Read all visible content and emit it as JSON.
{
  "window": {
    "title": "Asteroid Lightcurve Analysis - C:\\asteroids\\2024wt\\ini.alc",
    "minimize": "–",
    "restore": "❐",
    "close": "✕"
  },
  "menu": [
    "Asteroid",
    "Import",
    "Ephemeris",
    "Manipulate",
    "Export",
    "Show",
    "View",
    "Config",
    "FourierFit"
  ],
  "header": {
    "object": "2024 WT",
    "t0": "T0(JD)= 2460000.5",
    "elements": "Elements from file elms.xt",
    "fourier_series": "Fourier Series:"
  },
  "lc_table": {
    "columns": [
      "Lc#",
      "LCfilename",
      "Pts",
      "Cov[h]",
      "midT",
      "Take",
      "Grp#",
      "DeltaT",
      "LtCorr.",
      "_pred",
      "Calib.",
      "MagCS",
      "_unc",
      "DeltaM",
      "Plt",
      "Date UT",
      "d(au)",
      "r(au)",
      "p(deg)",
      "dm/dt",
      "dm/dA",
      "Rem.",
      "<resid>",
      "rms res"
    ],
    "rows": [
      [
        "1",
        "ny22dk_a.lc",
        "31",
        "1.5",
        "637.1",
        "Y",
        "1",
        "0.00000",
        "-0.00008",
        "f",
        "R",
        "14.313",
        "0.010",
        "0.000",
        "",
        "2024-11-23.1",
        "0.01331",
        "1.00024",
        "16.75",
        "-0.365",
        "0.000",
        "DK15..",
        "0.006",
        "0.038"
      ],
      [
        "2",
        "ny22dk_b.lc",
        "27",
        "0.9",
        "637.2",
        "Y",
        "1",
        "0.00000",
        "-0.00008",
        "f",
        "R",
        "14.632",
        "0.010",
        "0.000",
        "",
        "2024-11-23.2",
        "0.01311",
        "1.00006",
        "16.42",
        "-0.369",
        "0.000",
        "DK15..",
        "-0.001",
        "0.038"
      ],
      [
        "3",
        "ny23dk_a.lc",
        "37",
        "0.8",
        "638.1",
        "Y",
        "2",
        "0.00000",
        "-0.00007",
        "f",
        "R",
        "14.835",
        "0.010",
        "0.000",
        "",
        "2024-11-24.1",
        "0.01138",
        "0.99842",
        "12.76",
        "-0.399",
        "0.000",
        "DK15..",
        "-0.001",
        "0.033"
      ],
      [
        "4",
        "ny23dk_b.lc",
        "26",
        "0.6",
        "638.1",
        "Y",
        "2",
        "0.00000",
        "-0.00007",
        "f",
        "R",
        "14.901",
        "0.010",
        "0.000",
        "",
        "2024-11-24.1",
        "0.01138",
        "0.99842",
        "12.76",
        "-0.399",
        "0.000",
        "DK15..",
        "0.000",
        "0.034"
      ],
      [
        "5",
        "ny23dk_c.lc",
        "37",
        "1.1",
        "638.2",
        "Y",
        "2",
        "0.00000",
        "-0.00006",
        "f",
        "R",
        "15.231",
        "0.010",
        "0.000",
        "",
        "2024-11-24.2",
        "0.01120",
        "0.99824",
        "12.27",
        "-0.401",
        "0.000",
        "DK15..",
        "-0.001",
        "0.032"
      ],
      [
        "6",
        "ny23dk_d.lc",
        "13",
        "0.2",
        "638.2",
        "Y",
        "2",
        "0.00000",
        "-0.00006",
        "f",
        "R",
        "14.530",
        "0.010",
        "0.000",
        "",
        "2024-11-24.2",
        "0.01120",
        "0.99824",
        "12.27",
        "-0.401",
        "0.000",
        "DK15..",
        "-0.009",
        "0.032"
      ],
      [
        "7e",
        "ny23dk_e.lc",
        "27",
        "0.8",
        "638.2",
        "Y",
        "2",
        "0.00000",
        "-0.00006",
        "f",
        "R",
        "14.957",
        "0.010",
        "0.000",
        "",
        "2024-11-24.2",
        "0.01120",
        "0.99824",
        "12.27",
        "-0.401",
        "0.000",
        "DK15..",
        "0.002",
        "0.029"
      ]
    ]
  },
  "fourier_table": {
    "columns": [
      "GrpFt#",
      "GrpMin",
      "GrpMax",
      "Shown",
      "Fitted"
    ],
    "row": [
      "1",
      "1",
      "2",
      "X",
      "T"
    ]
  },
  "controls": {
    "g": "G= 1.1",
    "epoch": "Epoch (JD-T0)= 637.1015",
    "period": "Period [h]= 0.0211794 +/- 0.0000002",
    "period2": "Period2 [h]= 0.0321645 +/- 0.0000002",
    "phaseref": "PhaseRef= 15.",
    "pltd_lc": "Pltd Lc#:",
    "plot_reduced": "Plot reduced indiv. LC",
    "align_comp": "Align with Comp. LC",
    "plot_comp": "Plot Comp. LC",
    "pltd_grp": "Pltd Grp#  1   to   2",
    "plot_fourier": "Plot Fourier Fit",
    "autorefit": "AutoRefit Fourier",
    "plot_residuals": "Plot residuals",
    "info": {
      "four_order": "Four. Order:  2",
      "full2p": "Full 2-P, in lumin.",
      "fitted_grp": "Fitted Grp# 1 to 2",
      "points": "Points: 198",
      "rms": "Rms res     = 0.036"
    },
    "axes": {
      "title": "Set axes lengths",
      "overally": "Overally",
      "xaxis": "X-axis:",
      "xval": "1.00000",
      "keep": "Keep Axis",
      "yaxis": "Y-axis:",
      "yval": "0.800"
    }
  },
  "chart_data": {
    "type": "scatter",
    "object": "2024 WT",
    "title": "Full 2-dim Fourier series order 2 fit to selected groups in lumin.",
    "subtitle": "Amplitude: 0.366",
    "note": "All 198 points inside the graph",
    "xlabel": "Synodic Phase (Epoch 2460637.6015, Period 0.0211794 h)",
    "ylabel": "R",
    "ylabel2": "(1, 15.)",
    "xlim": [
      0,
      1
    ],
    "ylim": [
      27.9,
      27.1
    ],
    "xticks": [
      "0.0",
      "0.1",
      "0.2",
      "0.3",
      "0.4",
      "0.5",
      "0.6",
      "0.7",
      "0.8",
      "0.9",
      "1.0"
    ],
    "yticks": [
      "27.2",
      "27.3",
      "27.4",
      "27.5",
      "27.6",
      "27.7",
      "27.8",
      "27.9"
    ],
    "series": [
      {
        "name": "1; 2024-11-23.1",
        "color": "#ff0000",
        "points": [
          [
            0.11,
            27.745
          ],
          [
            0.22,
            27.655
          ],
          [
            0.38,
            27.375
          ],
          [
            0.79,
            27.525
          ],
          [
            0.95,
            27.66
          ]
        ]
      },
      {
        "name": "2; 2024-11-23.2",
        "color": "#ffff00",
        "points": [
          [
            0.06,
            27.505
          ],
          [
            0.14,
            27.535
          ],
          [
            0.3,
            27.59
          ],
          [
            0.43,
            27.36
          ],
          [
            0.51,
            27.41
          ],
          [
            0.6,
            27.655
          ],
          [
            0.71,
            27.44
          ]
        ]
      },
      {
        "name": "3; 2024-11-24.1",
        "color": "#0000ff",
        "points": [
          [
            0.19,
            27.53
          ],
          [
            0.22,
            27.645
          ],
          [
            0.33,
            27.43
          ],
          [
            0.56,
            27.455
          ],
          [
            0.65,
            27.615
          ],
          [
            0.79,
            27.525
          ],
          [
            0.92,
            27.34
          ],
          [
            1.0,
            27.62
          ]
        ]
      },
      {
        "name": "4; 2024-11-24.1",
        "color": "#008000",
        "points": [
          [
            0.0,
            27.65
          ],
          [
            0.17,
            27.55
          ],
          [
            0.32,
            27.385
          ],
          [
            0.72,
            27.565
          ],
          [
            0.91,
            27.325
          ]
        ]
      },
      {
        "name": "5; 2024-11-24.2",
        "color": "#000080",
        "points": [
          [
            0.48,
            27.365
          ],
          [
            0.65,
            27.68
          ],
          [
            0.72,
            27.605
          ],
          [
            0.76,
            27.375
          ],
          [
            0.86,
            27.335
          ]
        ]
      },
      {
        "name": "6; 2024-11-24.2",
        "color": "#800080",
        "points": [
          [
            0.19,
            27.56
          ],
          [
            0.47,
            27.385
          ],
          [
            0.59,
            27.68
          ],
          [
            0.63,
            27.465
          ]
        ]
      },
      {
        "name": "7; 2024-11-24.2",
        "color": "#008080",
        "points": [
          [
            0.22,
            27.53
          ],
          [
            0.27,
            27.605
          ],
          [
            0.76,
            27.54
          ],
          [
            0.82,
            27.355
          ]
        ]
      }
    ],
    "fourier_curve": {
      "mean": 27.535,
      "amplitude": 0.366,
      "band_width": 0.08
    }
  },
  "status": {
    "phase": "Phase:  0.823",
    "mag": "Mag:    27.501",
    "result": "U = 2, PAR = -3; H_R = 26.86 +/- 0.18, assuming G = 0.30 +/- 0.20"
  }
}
- - - -
What the task requires → Show the lines that mention the word "Epoch".

Solution for this exercise →
    "epoch": "Epoch (JD-T0)= 637.1015",
    "xlabel": "Synodic Phase (Epoch 2460637.6015, Period 0.0211794 h)",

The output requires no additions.